→ **Exercise**:
Return each line of the data below verbatim; pictures are to be left out.

········

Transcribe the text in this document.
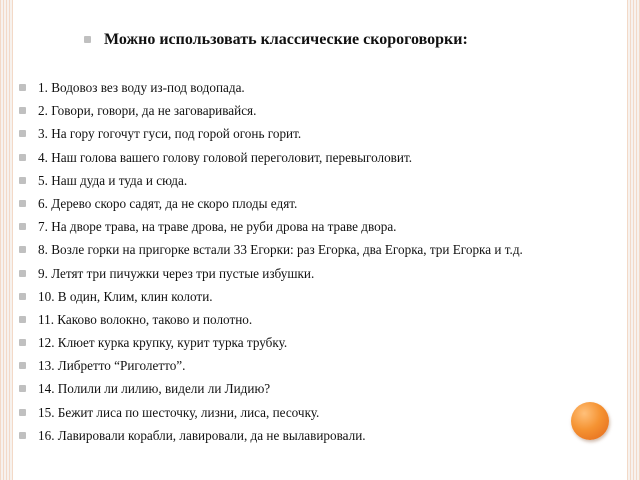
Можно использовать классические скороговорки:
1. Водовоз вез воду из-под водопада.
2. Говори, говори, да не заговаривайся.
3. На гору гогочут гуси, под горой огонь горит.
4. Наш голова вашего голову головой переголовит, перевыголовит.
5. Наш дуда и туда и сюда.
6. Дерево скоро садят, да не скоро плоды едят.
7. На дворе трава, на траве дрова, не руби дрова на траве двора.
8. Возле горки на пригорке встали 33 Егорки: раз Егорка, два Егорка, три Егорка и т.д.
9. Летят три пичужки через три пустые избушки.
10. В один, Клим, клин колоти.
11. Каково волокно, таково и полотно.
12. Клюет курка крупку, курит турка трубку.
13. Либретто “Риголетто”.
14. Полили ли лилию, видели ли Лидию?
15. Бежит лиса по шесточку, лизни, лиса, песочку.
16. Лавировали корабли, лавировали, да не вылавировали.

········

→ **Expected answer**:
Transcribe the text in this document.
Можно использовать классические скороговорки:
1. Водовоз вез воду из-под водопада.
2. Говори, говори, да не заговаривайся.
3. На гору гогочут гуси, под горой огонь горит.
4. Наш голова вашего голову головой переголовит, перевыголовит.
5. Наш дуда и туда и сюда.
6. Дерево скоро садят, да не скоро плоды едят.
7. На дворе трава, на траве дрова, не руби дрова на траве двора.
8. Возле горки на пригорке встали 33 Егорки: раз Егорка, два Егорка, три Егорка и т.д.
9. Летят три пичужки через три пустые избушки.
10. В один, Клим, клин колоти.
11. Каково волокно, таково и полотно.
12. Клюет курка крупку, курит турка трубку.
13. Либретто “Риголетто”.
14. Полили ли лилию, видели ли Лидию?
15. Бежит лиса по шесточку, лизни, лиса, песочку.
16. Лавировали корабли, лавировали, да не вылавировали.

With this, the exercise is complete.